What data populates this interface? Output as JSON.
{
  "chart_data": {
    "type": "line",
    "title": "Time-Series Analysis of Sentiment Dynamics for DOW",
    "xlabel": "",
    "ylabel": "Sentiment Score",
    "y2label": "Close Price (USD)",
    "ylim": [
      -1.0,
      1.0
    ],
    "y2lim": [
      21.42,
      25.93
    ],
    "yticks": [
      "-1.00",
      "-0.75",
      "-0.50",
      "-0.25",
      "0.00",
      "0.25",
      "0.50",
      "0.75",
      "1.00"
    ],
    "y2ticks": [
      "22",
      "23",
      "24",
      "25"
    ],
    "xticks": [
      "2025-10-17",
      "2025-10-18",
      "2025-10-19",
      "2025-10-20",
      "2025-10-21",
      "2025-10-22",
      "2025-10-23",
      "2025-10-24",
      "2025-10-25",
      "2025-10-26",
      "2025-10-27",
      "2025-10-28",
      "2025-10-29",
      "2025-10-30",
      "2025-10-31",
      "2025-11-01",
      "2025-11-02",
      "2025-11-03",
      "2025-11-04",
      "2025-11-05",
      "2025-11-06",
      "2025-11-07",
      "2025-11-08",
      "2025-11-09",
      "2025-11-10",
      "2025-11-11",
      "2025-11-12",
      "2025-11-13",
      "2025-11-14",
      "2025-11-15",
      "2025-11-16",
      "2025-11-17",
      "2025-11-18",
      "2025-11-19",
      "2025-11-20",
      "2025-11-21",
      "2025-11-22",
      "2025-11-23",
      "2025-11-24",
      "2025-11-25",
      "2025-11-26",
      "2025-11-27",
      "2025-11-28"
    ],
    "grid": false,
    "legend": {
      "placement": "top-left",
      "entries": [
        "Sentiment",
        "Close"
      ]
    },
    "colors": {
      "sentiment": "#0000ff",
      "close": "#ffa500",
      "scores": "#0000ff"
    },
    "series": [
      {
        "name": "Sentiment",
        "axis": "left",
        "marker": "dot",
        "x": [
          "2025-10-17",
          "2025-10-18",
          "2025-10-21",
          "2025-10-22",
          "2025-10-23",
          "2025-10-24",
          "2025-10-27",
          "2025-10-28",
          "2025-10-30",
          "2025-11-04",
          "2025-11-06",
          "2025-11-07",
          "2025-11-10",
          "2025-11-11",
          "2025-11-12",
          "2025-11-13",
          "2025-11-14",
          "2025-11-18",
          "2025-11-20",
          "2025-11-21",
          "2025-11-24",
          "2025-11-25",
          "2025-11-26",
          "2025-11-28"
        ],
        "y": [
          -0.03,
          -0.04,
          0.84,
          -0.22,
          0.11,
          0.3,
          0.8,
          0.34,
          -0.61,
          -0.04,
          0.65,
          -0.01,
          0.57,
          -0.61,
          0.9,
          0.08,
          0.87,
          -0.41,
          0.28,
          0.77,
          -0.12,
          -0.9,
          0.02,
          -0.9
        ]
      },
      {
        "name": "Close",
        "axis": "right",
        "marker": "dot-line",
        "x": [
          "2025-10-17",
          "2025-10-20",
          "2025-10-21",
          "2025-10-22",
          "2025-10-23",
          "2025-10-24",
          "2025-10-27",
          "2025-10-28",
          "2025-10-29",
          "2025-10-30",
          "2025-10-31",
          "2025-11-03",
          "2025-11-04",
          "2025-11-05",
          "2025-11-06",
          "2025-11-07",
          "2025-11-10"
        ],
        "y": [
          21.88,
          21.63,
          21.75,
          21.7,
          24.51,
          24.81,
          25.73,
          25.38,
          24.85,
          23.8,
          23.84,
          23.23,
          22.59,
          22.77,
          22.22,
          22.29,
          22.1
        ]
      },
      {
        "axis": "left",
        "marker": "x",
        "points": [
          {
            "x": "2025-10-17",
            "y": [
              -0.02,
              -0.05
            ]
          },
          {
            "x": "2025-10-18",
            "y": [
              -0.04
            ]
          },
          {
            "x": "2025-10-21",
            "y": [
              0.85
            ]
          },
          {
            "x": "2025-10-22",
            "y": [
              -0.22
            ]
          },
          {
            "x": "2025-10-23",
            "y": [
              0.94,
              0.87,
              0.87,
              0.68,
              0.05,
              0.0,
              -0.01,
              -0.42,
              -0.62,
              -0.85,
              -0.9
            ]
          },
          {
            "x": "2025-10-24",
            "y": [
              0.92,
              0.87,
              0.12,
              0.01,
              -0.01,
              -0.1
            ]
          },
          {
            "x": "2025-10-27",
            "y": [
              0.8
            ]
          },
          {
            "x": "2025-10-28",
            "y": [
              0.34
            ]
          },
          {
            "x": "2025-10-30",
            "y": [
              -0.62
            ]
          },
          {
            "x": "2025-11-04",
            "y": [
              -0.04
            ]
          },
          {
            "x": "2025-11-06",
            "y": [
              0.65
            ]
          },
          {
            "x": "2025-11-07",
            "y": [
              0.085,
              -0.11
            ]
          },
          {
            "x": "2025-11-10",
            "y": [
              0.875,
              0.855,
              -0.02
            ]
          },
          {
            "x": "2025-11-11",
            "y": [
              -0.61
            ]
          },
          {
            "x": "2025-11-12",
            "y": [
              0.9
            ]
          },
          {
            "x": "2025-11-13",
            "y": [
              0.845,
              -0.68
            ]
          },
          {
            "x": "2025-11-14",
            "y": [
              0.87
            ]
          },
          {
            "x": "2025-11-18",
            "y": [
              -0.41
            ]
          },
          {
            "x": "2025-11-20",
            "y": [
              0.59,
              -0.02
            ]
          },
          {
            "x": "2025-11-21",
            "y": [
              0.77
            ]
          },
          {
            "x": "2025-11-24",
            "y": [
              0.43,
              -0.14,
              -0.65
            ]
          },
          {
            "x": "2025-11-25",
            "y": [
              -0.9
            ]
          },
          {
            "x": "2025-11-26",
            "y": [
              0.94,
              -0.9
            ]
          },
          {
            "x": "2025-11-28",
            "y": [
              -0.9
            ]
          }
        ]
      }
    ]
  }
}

> **Aim**:
Repeat the material above in full, keeping every word.

> **Result for this task**:
What data populates this interface? Output as JSON.
{
  "chart_data": {
    "type": "line",
    "title": "Time-Series Analysis of Sentiment Dynamics for DOW",
    "xlabel": "",
    "ylabel": "Sentiment Score",
    "y2label": "Close Price (USD)",
    "ylim": [
      -1.0,
      1.0
    ],
    "y2lim": [
      21.42,
      25.93
    ],
    "yticks": [
      "-1.00",
      "-0.75",
      "-0.50",
      "-0.25",
      "0.00",
      "0.25",
      "0.50",
      "0.75",
      "1.00"
    ],
    "y2ticks": [
      "22",
      "23",
      "24",
      "25"
    ],
    "xticks": [
      "2025-10-17",
      "2025-10-18",
      "2025-10-19",
      "2025-10-20",
      "2025-10-21",
      "2025-10-22",
      "2025-10-23",
      "2025-10-24",
      "2025-10-25",
      "2025-10-26",
      "2025-10-27",
      "2025-10-28",
      "2025-10-29",
      "2025-10-30",
      "2025-10-31",
      "2025-11-01",
      "2025-11-02",
      "2025-11-03",
      "2025-11-04",
      "2025-11-05",
      "2025-11-06",
      "2025-11-07",
      "2025-11-08",
      "2025-11-09",
      "2025-11-10",
      "2025-11-11",
      "2025-11-12",
      "2025-11-13",
      "2025-11-14",
      "2025-11-15",
      "2025-11-16",
      "2025-11-17",
      "2025-11-18",
      "2025-11-19",
      "2025-11-20",
      "2025-11-21",
      "2025-11-22",
      "2025-11-23",
      "2025-11-24",
      "2025-11-25",
      "2025-11-26",
      "2025-11-27",
      "2025-11-28"
    ],
    "grid": false,
    "legend": {
      "placement": "top-left",
      "entries": [
        "Sentiment",
        "Close"
      ]
    },
    "colors": {
      "sentiment": "#0000ff",
      "close": "#ffa500",
      "scores": "#0000ff"
    },
    "series": [
      {
        "name": "Sentiment",
        "axis": "left",
        "marker": "dot",
        "x": [
          "2025-10-17",
          "2025-10-18",
          "2025-10-21",
          "2025-10-22",
          "2025-10-23",
          "2025-10-24",
          "2025-10-27",
          "2025-10-28",
          "2025-10-30",
          "2025-11-04",
          "2025-11-06",
          "2025-11-07",
          "2025-11-10",
          "2025-11-11",
          "2025-11-12",
          "2025-11-13",
          "2025-11-14",
          "2025-11-18",
          "2025-11-20",
          "2025-11-21",
          "2025-11-24",
          "2025-11-25",
          "2025-11-26",
          "2025-11-28"
        ],
        "y": [
          -0.03,
          -0.04,
          0.84,
          -0.22,
          0.11,
          0.3,
          0.8,
          0.34,
          -0.61,
          -0.04,
          0.65,
          -0.01,
          0.57,
          -0.61,
          0.9,
          0.08,
          0.87,
          -0.41,
          0.28,
          0.77,
          -0.12,
          -0.9,
          0.02,
          -0.9
        ]
      },
      {
        "name": "Close",
        "axis": "right",
        "marker": "dot-line",
        "x": [
          "2025-10-17",
          "2025-10-20",
          "2025-10-21",
          "2025-10-22",
          "2025-10-23",
          "2025-10-24",
          "2025-10-27",
          "2025-10-28",
          "2025-10-29",
          "2025-10-30",
          "2025-10-31",
          "2025-11-03",
          "2025-11-04",
          "2025-11-05",
          "2025-11-06",
          "2025-11-07",
          "2025-11-10"
        ],
        "y": [
          21.88,
          21.63,
          21.75,
          21.7,
          24.51,
          24.81,
          25.73,
          25.38,
          24.85,
          23.8,
          23.84,
          23.23,
          22.59,
          22.77,
          22.22,
          22.29,
          22.1
        ]
      },
      {
        "axis": "left",
        "marker": "x",
        "points": [
          {
            "x": "2025-10-17",
            "y": [
              -0.02,
              -0.05
            ]
          },
          {
            "x": "2025-10-18",
            "y": [
              -0.04
            ]
          },
          {
            "x": "2025-10-21",
            "y": [
              0.85
            ]
          },
          {
            "x": "2025-10-22",
            "y": [
              -0.22
            ]
          },
          {
            "x": "2025-10-23",
            "y": [
              0.94,
              0.87,
              0.87,
              0.68,
              0.05,
              0.0,
              -0.01,
              -0.42,
              -0.62,
              -0.85,
              -0.9
            ]
          },
          {
            "x": "2025-10-24",
            "y": [
              0.92,
              0.87,
              0.12,
              0.01,
              -0.01,
              -0.1
            ]
          },
          {
            "x": "2025-10-27",
            "y": [
              0.8
            ]
          },
          {
            "x": "2025-10-28",
            "y": [
              0.34
            ]
          },
          {
            "x": "2025-10-30",
            "y": [
              -0.62
            ]
          },
          {
            "x": "2025-11-04",
            "y": [
              -0.04
            ]
          },
          {
            "x": "2025-11-06",
            "y": [
              0.65
            ]
          },
          {
            "x": "2025-11-07",
            "y": [
              0.085,
              -0.11
            ]
          },
          {
            "x": "2025-11-10",
            "y": [
              0.875,
              0.855,
              -0.02
            ]
          },
          {
            "x": "2025-11-11",
            "y": [
              -0.61
            ]
          },
          {
            "x": "2025-11-12",
            "y": [
              0.9
            ]
          },
          {
            "x": "2025-11-13",
            "y": [
              0.845,
              -0.68
            ]
          },
          {
            "x": "2025-11-14",
            "y": [
              0.87
            ]
          },
          {
            "x": "2025-11-18",
            "y": [
              -0.41
            ]
          },
          {
            "x": "2025-11-20",
            "y": [
              0.59,
              -0.02
            ]
          },
          {
            "x": "2025-11-21",
            "y": [
              0.77
            ]
          },
          {
            "x": "2025-11-24",
            "y": [
              0.43,
              -0.14,
              -0.65
            ]
          },
          {
            "x": "2025-11-25",
            "y": [
              -0.9
            ]
          },
          {
            "x": "2025-11-26",
            "y": [
              0.94,
              -0.9
            ]
          },
          {
            "x": "2025-11-28",
            "y": [
              -0.9
            ]
          }
        ]
      }
    ]
  }
}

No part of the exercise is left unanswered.